(What the exercise asks)
Copy each line of the listing below exactly.

(Data entries)

────

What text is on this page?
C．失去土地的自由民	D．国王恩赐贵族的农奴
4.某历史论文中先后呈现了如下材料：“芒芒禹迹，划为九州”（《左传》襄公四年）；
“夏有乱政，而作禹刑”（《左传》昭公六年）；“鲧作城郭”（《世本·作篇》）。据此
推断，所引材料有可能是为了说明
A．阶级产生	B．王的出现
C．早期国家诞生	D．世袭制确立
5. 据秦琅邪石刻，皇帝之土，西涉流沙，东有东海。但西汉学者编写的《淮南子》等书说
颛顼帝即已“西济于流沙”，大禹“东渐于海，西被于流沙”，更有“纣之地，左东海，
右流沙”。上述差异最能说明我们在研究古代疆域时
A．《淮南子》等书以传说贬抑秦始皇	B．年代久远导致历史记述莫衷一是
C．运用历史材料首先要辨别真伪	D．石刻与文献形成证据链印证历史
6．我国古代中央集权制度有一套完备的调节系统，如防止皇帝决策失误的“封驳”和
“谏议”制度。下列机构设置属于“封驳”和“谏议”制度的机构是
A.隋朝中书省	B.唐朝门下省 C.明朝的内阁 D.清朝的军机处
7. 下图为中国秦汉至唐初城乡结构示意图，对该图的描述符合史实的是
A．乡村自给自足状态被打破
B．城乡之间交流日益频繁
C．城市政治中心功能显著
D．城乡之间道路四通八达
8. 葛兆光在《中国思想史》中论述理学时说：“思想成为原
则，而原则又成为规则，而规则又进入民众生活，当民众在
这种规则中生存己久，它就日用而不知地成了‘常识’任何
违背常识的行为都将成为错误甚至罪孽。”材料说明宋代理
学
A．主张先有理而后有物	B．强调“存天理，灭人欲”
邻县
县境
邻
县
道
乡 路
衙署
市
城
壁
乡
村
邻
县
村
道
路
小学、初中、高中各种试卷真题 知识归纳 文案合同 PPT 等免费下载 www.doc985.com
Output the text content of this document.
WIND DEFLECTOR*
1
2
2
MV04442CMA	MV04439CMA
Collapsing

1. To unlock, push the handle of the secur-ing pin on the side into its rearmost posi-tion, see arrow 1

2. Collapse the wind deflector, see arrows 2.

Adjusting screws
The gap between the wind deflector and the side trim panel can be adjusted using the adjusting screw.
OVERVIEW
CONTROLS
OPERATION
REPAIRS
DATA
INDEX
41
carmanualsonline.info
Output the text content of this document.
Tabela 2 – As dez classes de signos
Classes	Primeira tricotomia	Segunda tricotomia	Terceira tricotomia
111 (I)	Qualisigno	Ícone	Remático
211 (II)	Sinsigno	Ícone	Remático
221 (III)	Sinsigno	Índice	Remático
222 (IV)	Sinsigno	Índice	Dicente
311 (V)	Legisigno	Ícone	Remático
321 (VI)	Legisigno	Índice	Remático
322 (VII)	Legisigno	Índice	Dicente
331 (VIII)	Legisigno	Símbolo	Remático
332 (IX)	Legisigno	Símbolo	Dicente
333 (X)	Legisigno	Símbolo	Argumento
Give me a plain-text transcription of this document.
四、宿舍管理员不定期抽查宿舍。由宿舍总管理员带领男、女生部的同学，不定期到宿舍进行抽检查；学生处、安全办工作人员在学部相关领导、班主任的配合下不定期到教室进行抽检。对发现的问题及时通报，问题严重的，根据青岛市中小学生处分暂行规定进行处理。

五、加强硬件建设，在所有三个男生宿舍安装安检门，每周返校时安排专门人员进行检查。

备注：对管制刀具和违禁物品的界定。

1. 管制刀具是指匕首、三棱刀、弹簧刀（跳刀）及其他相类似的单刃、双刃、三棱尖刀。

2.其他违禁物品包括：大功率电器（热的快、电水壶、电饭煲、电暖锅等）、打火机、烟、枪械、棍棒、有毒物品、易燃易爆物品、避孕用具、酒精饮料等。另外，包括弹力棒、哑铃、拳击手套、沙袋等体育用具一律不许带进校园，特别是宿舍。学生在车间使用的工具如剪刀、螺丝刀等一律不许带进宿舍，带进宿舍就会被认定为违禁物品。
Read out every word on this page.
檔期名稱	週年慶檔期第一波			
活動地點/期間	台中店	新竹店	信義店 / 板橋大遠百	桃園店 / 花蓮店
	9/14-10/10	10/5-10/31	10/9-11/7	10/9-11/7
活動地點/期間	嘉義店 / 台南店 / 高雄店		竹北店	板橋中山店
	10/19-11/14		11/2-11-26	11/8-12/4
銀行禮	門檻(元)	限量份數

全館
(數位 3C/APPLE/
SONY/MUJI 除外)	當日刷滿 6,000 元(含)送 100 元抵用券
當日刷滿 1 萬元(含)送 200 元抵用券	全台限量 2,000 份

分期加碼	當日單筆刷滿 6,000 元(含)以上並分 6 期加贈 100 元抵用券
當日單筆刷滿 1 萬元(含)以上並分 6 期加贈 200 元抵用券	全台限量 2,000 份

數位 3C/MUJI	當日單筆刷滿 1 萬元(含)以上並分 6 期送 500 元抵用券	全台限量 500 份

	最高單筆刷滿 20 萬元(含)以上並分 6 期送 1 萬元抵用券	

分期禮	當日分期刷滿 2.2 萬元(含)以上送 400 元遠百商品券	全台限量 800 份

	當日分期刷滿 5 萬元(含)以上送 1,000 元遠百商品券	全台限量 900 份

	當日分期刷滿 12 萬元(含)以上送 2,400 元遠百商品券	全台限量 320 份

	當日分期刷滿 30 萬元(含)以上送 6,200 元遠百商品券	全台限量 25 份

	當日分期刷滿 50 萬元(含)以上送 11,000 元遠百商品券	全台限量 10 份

────

(Solution below)
What text is on this page?
C．失去土地的自由民	D．国王恩赐贵族的农奴
4.某历史论文中先后呈现了如下材料：“芒芒禹迹，划为九州”（《左传》襄公四年）；
“夏有乱政，而作禹刑”（《左传》昭公六年）；“鲧作城郭”（《世本·作篇》）。据此
推断，所引材料有可能是为了说明
A．阶级产生	B．王的出现
C．早期国家诞生	D．世袭制确立
5. 据秦琅邪石刻，皇帝之土，西涉流沙，东有东海。但西汉学者编写的《淮南子》等书说
颛顼帝即已“西济于流沙”，大禹“东渐于海，西被于流沙”，更有“纣之地，左东海，
右流沙”。上述差异最能说明我们在研究古代疆域时
A．《淮南子》等书以传说贬抑秦始皇	B．年代久远导致历史记述莫衷一是
C．运用历史材料首先要辨别真伪	D．石刻与文献形成证据链印证历史
6．我国古代中央集权制度有一套完备的调节系统，如防止皇帝决策失误的“封驳”和
“谏议”制度。下列机构设置属于“封驳”和“谏议”制度的机构是
A.隋朝中书省	B.唐朝门下省 C.明朝的内阁 D.清朝的军机处
7. 下图为中国秦汉至唐初城乡结构示意图，对该图的描述符合史实的是
A．乡村自给自足状态被打破
B．城乡之间交流日益频繁
C．城市政治中心功能显著
D．城乡之间道路四通八达
8. 葛兆光在《中国思想史》中论述理学时说：“思想成为原
则，而原则又成为规则，而规则又进入民众生活，当民众在
这种规则中生存己久，它就日用而不知地成了‘常识’任何
违背常识的行为都将成为错误甚至罪孽。”材料说明宋代理
学
A．主张先有理而后有物	B．强调“存天理，灭人欲”
邻县
县境
邻
县
道
乡 路
衙署
市
城
壁
乡
村
邻
县
村
道
路
小学、初中、高中各种试卷真题 知识归纳 文案合同 PPT 等免费下载 www.doc985.com
Output the text content of this document.
WIND DEFLECTOR*
1
2
2
MV04442CMA	MV04439CMA
Collapsing

1. To unlock, push the handle of the secur-ing pin on the side into its rearmost posi-tion, see arrow 1

2. Collapse the wind deflector, see arrows 2.

Adjusting screws
The gap between the wind deflector and the side trim panel can be adjusted using the adjusting screw.
OVERVIEW
CONTROLS
OPERATION
REPAIRS
DATA
INDEX
41
carmanualsonline.info
Output the text content of this document.
Tabela 2 – As dez classes de signos
Classes	Primeira tricotomia	Segunda tricotomia	Terceira tricotomia
111 (I)	Qualisigno	Ícone	Remático
211 (II)	Sinsigno	Ícone	Remático
221 (III)	Sinsigno	Índice	Remático
222 (IV)	Sinsigno	Índice	Dicente
311 (V)	Legisigno	Ícone	Remático
321 (VI)	Legisigno	Índice	Remático
322 (VII)	Legisigno	Índice	Dicente
331 (VIII)	Legisigno	Símbolo	Remático
332 (IX)	Legisigno	Símbolo	Dicente
333 (X)	Legisigno	Símbolo	Argumento
Give me a plain-text transcription of this document.
四、宿舍管理员不定期抽查宿舍。由宿舍总管理员带领男、女生部的同学，不定期到宿舍进行抽检查；学生处、安全办工作人员在学部相关领导、班主任的配合下不定期到教室进行抽检。对发现的问题及时通报，问题严重的，根据青岛市中小学生处分暂行规定进行处理。

五、加强硬件建设，在所有三个男生宿舍安装安检门，每周返校时安排专门人员进行检查。

备注：对管制刀具和违禁物品的界定。

1. 管制刀具是指匕首、三棱刀、弹簧刀（跳刀）及其他相类似的单刃、双刃、三棱尖刀。

2.其他违禁物品包括：大功率电器（热的快、电水壶、电饭煲、电暖锅等）、打火机、烟、枪械、棍棒、有毒物品、易燃易爆物品、避孕用具、酒精饮料等。另外，包括弹力棒、哑铃、拳击手套、沙袋等体育用具一律不许带进校园，特别是宿舍。学生在车间使用的工具如剪刀、螺丝刀等一律不许带进宿舍，带进宿舍就会被认定为违禁物品。
Read out every word on this page.
檔期名稱	週年慶檔期第一波			
活動地點/期間	台中店	新竹店	信義店 / 板橋大遠百	桃園店 / 花蓮店
	9/14-10/10	10/5-10/31	10/9-11/7	10/9-11/7
活動地點/期間	嘉義店 / 台南店 / 高雄店		竹北店	板橋中山店
	10/19-11/14		11/2-11-26	11/8-12/4
銀行禮	門檻(元)	限量份數

全館
(數位 3C/APPLE/
SONY/MUJI 除外)	當日刷滿 6,000 元(含)送 100 元抵用券
當日刷滿 1 萬元(含)送 200 元抵用券	全台限量 2,000 份

分期加碼	當日單筆刷滿 6,000 元(含)以上並分 6 期加贈 100 元抵用券
當日單筆刷滿 1 萬元(含)以上並分 6 期加贈 200 元抵用券	全台限量 2,000 份

數位 3C/MUJI	當日單筆刷滿 1 萬元(含)以上並分 6 期送 500 元抵用券	全台限量 500 份

	最高單筆刷滿 20 萬元(含)以上並分 6 期送 1 萬元抵用券	

分期禮	當日分期刷滿 2.2 萬元(含)以上送 400 元遠百商品券	全台限量 800 份

	當日分期刷滿 5 萬元(含)以上送 1,000 元遠百商品券	全台限量 900 份

	當日分期刷滿 12 萬元(含)以上送 2,400 元遠百商品券	全台限量 320 份

	當日分期刷滿 30 萬元(含)以上送 6,200 元遠百商品券	全台限量 25 份

	當日分期刷滿 50 萬元(含)以上送 11,000 元遠百商品券	全台限量 10 份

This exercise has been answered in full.